-- Start Available records --
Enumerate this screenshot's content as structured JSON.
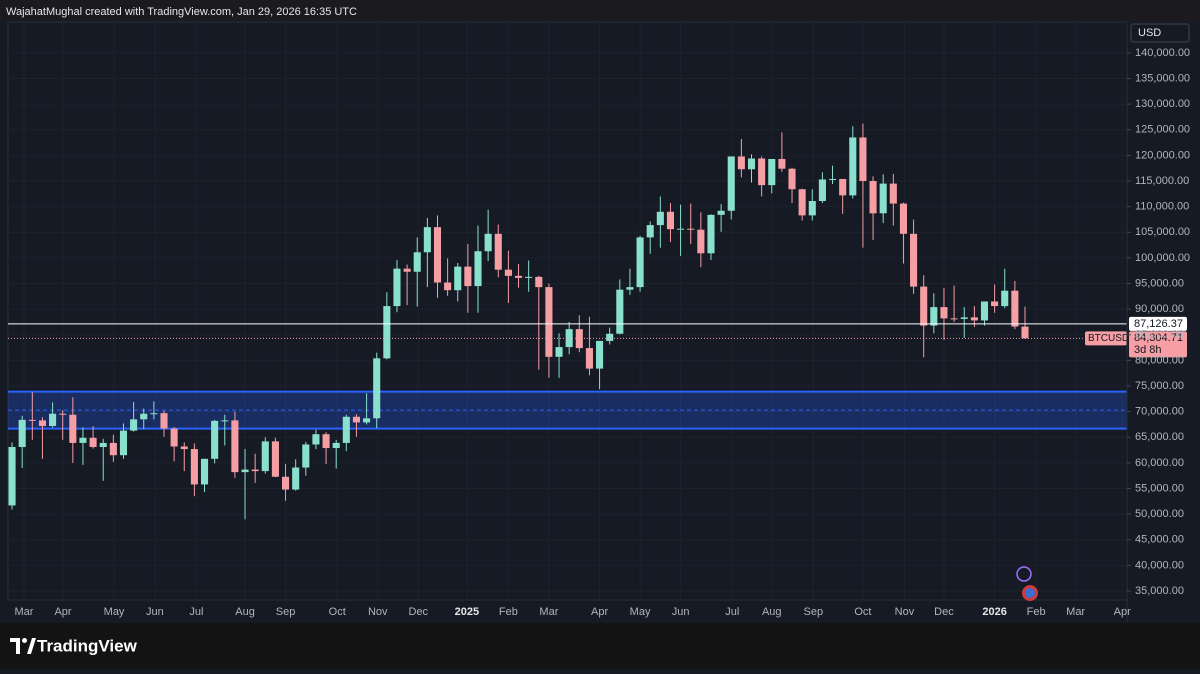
{
  "header": {
    "attribution": "WajahatMughal created with TradingView.com, Jan 29, 2026 16:35 UTC"
  },
  "footer": {
    "brand": "TradingView"
  },
  "chart_data": {
    "type": "candlestick",
    "currency": "USD",
    "up_color": "#89e0cc",
    "down_color": "#f59ea3",
    "grid": true,
    "xlim": [
      -0.4,
      110.07
    ],
    "xticks": [
      {
        "value": 1.18,
        "label": "Mar"
      },
      {
        "value": 5.03,
        "label": "Apr"
      },
      {
        "value": 10.07,
        "label": "May"
      },
      {
        "value": 14.1,
        "label": "Jun"
      },
      {
        "value": 18.2,
        "label": "Jul"
      },
      {
        "value": 23.0,
        "label": "Aug"
      },
      {
        "value": 27.0,
        "label": "Sep"
      },
      {
        "value": 32.1,
        "label": "Oct"
      },
      {
        "value": 36.1,
        "label": "Nov"
      },
      {
        "value": 40.1,
        "label": "Dec"
      },
      {
        "value": 44.9,
        "label": "2025"
      },
      {
        "value": 49.0,
        "label": "Feb"
      },
      {
        "value": 53.0,
        "label": "Mar"
      },
      {
        "value": 58.0,
        "label": "Apr"
      },
      {
        "value": 62.0,
        "label": "May"
      },
      {
        "value": 66.0,
        "label": "Jun"
      },
      {
        "value": 71.1,
        "label": "Jul"
      },
      {
        "value": 75.0,
        "label": "Aug"
      },
      {
        "value": 79.1,
        "label": "Sep"
      },
      {
        "value": 84.0,
        "label": "Oct"
      },
      {
        "value": 88.1,
        "label": "Nov"
      },
      {
        "value": 92.0,
        "label": "Dec"
      },
      {
        "value": 97.0,
        "label": "2026"
      },
      {
        "value": 101.1,
        "label": "Feb"
      },
      {
        "value": 105.0,
        "label": "Mar"
      },
      {
        "value": 109.6,
        "label": "Apr"
      }
    ],
    "ylim": [
      33250,
      146030
    ],
    "yticks": [
      {
        "value": 140000,
        "label": "140,000.00"
      },
      {
        "value": 135000,
        "label": "135,000.00"
      },
      {
        "value": 130000,
        "label": "130,000.00"
      },
      {
        "value": 125000,
        "label": "125,000.00"
      },
      {
        "value": 120000,
        "label": "120,000.00"
      },
      {
        "value": 115000,
        "label": "115,000.00"
      },
      {
        "value": 110000,
        "label": "110,000.00"
      },
      {
        "value": 105000,
        "label": "105,000.00"
      },
      {
        "value": 100000,
        "label": "100,000.00"
      },
      {
        "value": 95000,
        "label": "95,000.00"
      },
      {
        "value": 90000,
        "label": "90,000.00"
      },
      {
        "value": 85000,
        "label": "85,000.00"
      },
      {
        "value": 80000,
        "label": "80,000.00"
      },
      {
        "value": 75000,
        "label": "75,000.00"
      },
      {
        "value": 70000,
        "label": "70,000.00"
      },
      {
        "value": 65000,
        "label": "65,000.00"
      },
      {
        "value": 60000,
        "label": "60,000.00"
      },
      {
        "value": 55000,
        "label": "55,000.00"
      },
      {
        "value": 50000,
        "label": "50,000.00"
      },
      {
        "value": 45000,
        "label": "45,000.00"
      },
      {
        "value": 40000,
        "label": "40,000.00"
      },
      {
        "value": 35000,
        "label": "35,000.00"
      }
    ],
    "zones": [
      {
        "low": 66700,
        "high": 73900,
        "mid": 70300,
        "color": "#2962ff"
      }
    ],
    "price_lines": [
      {
        "value": 87126.37,
        "label": "87,126.37",
        "color": "#ffffff",
        "style": "solid"
      },
      {
        "value": 84304.71,
        "label": "84,304.71",
        "symbol": "BTCUSD",
        "countdown": "3d 8h",
        "color": "#f59ea3",
        "style": "dotted"
      }
    ],
    "open": [
      51700,
      63100,
      68400,
      68300,
      67200,
      69600,
      69400,
      63900,
      64900,
      63100,
      63900,
      61500,
      66300,
      68500,
      69600,
      69700,
      66700,
      63200,
      62700,
      55800,
      60800,
      68200,
      68300,
      58200,
      58700,
      58400,
      64200,
      57300,
      54800,
      59100,
      63600,
      65600,
      62900,
      63900,
      69000,
      67900,
      68700,
      80400,
      90600,
      97900,
      97300,
      101100,
      106000,
      95200,
      93700,
      98300,
      94500,
      101300,
      104700,
      97700,
      96500,
      96100,
      96300,
      94300,
      80700,
      82600,
      86100,
      82400,
      78400,
      83800,
      85200,
      93800,
      94300,
      104000,
      106400,
      109000,
      105600,
      105700,
      105500,
      100900,
      108400,
      109200,
      119800,
      117300,
      119400,
      114200,
      119300,
      117400,
      113400,
      108300,
      111100,
      115300,
      115400,
      112200,
      123500,
      115000,
      108700,
      114500,
      110600,
      104700,
      94400,
      86800,
      90400,
      88200,
      88100,
      88400,
      87800,
      91500,
      90600,
      93600,
      86600
    ],
    "high": [
      64000,
      69200,
      73800,
      68900,
      71800,
      70300,
      72800,
      66900,
      67200,
      64700,
      65500,
      67700,
      71900,
      70600,
      72000,
      70200,
      67000,
      64000,
      63800,
      60800,
      68400,
      69400,
      70000,
      62700,
      61800,
      65000,
      64900,
      59800,
      60700,
      64100,
      66500,
      66000,
      64500,
      69400,
      69500,
      73600,
      81500,
      93300,
      99600,
      98700,
      104000,
      107800,
      108300,
      99900,
      99000,
      102700,
      106300,
      109400,
      106500,
      101400,
      98800,
      99500,
      96500,
      95000,
      85300,
      87500,
      88800,
      88500,
      83800,
      86400,
      95800,
      97900,
      104300,
      107100,
      112000,
      110700,
      110400,
      110600,
      108900,
      108500,
      110500,
      119800,
      123200,
      120200,
      119800,
      119300,
      124500,
      117600,
      113500,
      113400,
      116700,
      118000,
      115400,
      125700,
      126200,
      115900,
      116300,
      116400,
      110800,
      107500,
      96600,
      93100,
      94100,
      94600,
      90400,
      90600,
      91500,
      94800,
      97900,
      95500,
      90500
    ],
    "low": [
      50900,
      59000,
      64500,
      60800,
      66900,
      64500,
      60000,
      59600,
      62800,
      56500,
      60200,
      60800,
      66100,
      66600,
      68500,
      65100,
      60300,
      58400,
      53500,
      54300,
      59900,
      63400,
      57100,
      49000,
      56100,
      57900,
      57200,
      52600,
      54600,
      57500,
      62700,
      59800,
      58900,
      62300,
      65100,
      67500,
      66800,
      80200,
      89400,
      90800,
      90500,
      94300,
      92200,
      92600,
      91500,
      89300,
      89300,
      99400,
      96200,
      91200,
      94200,
      93400,
      78200,
      76600,
      76600,
      81200,
      81600,
      77100,
      74400,
      83100,
      85100,
      92800,
      93400,
      100800,
      102000,
      103100,
      100400,
      102700,
      98200,
      99600,
      105100,
      107500,
      115700,
      114700,
      112000,
      112600,
      116800,
      110700,
      107300,
      107300,
      110700,
      114400,
      108600,
      111600,
      102000,
      103500,
      106800,
      106300,
      98900,
      93000,
      80600,
      85300,
      84000,
      87500,
      84400,
      86500,
      86800,
      89300,
      90200,
      86100,
      84200
    ],
    "close": [
      63100,
      68400,
      68300,
      67200,
      69600,
      69400,
      63900,
      64900,
      63100,
      63900,
      61500,
      66300,
      68500,
      69600,
      69700,
      66700,
      63200,
      62700,
      55800,
      60800,
      68200,
      68300,
      58200,
      58700,
      58400,
      64200,
      57300,
      54800,
      59100,
      63600,
      65600,
      62900,
      63900,
      69000,
      67900,
      68700,
      80400,
      90600,
      97900,
      97300,
      101100,
      106000,
      95200,
      93700,
      98300,
      94500,
      101300,
      104700,
      97700,
      96500,
      96100,
      96300,
      94300,
      80700,
      82600,
      86100,
      82400,
      78400,
      83800,
      85200,
      93800,
      94300,
      104000,
      106400,
      109000,
      105600,
      105700,
      105500,
      100900,
      108400,
      109200,
      119800,
      117300,
      119400,
      114200,
      119300,
      117400,
      113400,
      108300,
      111100,
      115300,
      115400,
      112200,
      123500,
      115000,
      108700,
      114500,
      110600,
      104700,
      94400,
      86800,
      90400,
      88200,
      88100,
      88400,
      87800,
      91500,
      90600,
      93600,
      86600,
      84304.71
    ]
  }
}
-- End Available records --
**Aim of the exercise:** Report how many lines in the records above contain the word "TradingView", giving only the number.

**Complete output:** 2